__YOUR OBJECTIVE__. Omit all pictures, then retype the data exactly as given.

__RECORDS FOR THIS TASK__.
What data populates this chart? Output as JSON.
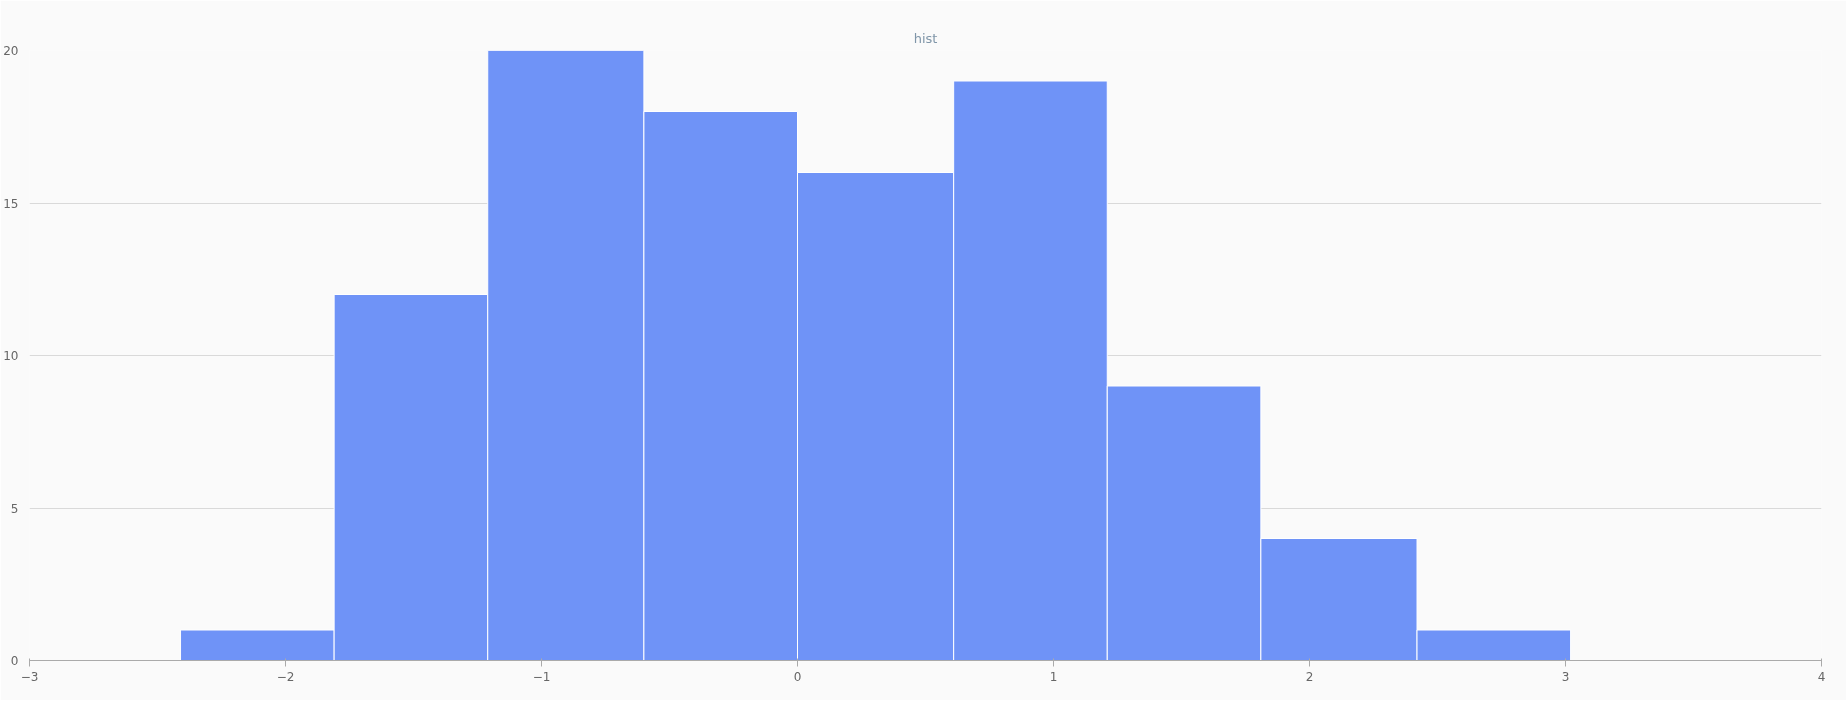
{
  "chart_data": {
    "type": "histogram",
    "title": "hist",
    "bins": [
      -2.41,
      -1.81,
      -1.21,
      -0.6,
      0.0,
      0.61,
      1.21,
      1.81,
      2.42,
      3.02
    ],
    "values": [
      1,
      12,
      20,
      18,
      16,
      19,
      9,
      4,
      1
    ],
    "color": "#6f93f7",
    "xlim": [
      -3,
      4
    ],
    "xticks": [
      -3,
      -2,
      -1,
      0,
      1,
      2,
      3,
      4
    ],
    "ylim": [
      0,
      20
    ],
    "yticks": [
      0,
      5,
      10,
      15,
      20
    ],
    "grid": "y"
  }
}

__CORRECT OUTPUT__.
What data populates this chart? Output as JSON.
{
  "chart_data": {
    "type": "histogram",
    "title": "hist",
    "bins": [
      -2.41,
      -1.81,
      -1.21,
      -0.6,
      0.0,
      0.61,
      1.21,
      1.81,
      2.42,
      3.02
    ],
    "values": [
      1,
      12,
      20,
      18,
      16,
      19,
      9,
      4,
      1
    ],
    "color": "#6f93f7",
    "xlim": [
      -3,
      4
    ],
    "xticks": [
      -3,
      -2,
      -1,
      0,
      1,
      2,
      3,
      4
    ],
    "ylim": [
      0,
      20
    ],
    "yticks": [
      0,
      5,
      10,
      15,
      20
    ],
    "grid": "y"
  }
}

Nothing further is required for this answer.